§ **EXERCISE AIM**: What is the number of lines containing the string "PODÍL"? Answer with the number only.

§ **PROVIDED INFORMATION**:
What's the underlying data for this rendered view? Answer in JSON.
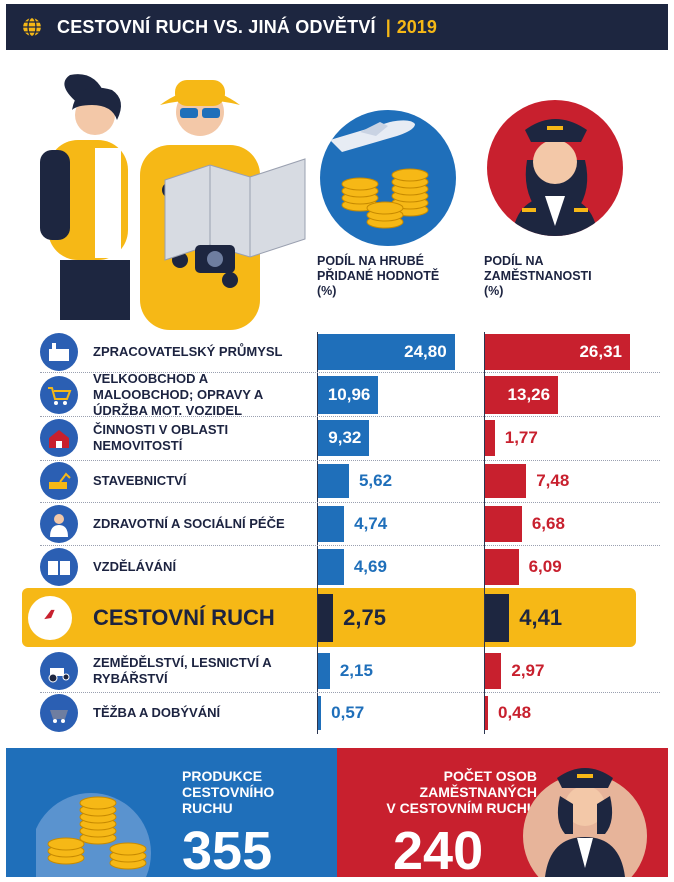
{
  "header": {
    "title": "CESTOVNÍ RUCH VS. JINÁ ODVĚTVÍ",
    "separator": "|",
    "year": "2019"
  },
  "columns": {
    "gva": {
      "line1": "PODÍL NA HRUBÉ",
      "line2": "PŘIDANÉ HODNOTĚ",
      "unit": "(%)"
    },
    "emp": {
      "line1": "PODÍL NA",
      "line2": "ZAMĚSTNANOSTI",
      "unit": "(%)"
    }
  },
  "chart_data": {
    "type": "bar",
    "categories": [
      "ZPRACOVATELSKÝ PRŮMYSL",
      "VELKOOBCHOD A MALOOBCHOD; OPRAVY A ÚDRŽBA MOT. VOZIDEL",
      "ČINNOSTI V OBLASTI NEMOVITOSTÍ",
      "STAVEBNICTVÍ",
      "ZDRAVOTNÍ A SOCIÁLNÍ PÉČE",
      "VZDĚLÁVÁNÍ",
      "CESTOVNÍ RUCH",
      "ZEMĚDĚLSTVÍ, LESNICTVÍ A RYBÁŘSTVÍ",
      "TĚŽBA A DOBÝVÁNÍ"
    ],
    "series": [
      {
        "name": "PODÍL NA HRUBÉ PŘIDANÉ HODNOTĚ (%)",
        "values": [
          24.8,
          10.96,
          9.32,
          5.62,
          4.74,
          4.69,
          2.75,
          2.15,
          0.57
        ],
        "labels": [
          "24,80",
          "10,96",
          "9,32",
          "5,62",
          "4,74",
          "4,69",
          "2,75",
          "2,15",
          "0,57"
        ],
        "color": "#1f6fba"
      },
      {
        "name": "PODÍL NA ZAMĚSTNANOSTI (%)",
        "values": [
          26.31,
          13.26,
          1.77,
          7.48,
          6.68,
          6.09,
          4.41,
          2.97,
          0.48
        ],
        "labels": [
          "26,31",
          "13,26",
          "1,77",
          "7,48",
          "6,68",
          "6,09",
          "4,41",
          "2,97",
          "0,48"
        ],
        "color": "#c8202e"
      }
    ],
    "highlight_category": "CESTOVNÍ RUCH",
    "highlight_color": "#f6b816",
    "highlight_bar_color": "#1d2640",
    "icons": [
      "factory-icon",
      "shopping-cart-icon",
      "house-icon",
      "excavator-icon",
      "doctor-icon",
      "book-icon",
      "airplane-icon",
      "tractor-icon",
      "mine-cart-icon"
    ]
  },
  "bottom": {
    "left": {
      "line1": "PRODUKCE",
      "line2": "CESTOVNÍHO",
      "line3": "RUCHU",
      "number": "355"
    },
    "right": {
      "line1": "POČET OSOB",
      "line2": "ZAMĚSTNANÝCH",
      "line3": "V CESTOVNÍM RUCHU",
      "number": "240"
    }
  },
  "colors": {
    "navy": "#1d2640",
    "blue": "#1f6fba",
    "red": "#c8202e",
    "yellow": "#f6b816"
  }
}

§ **ANSWER TO THIS EXERCISE**: 4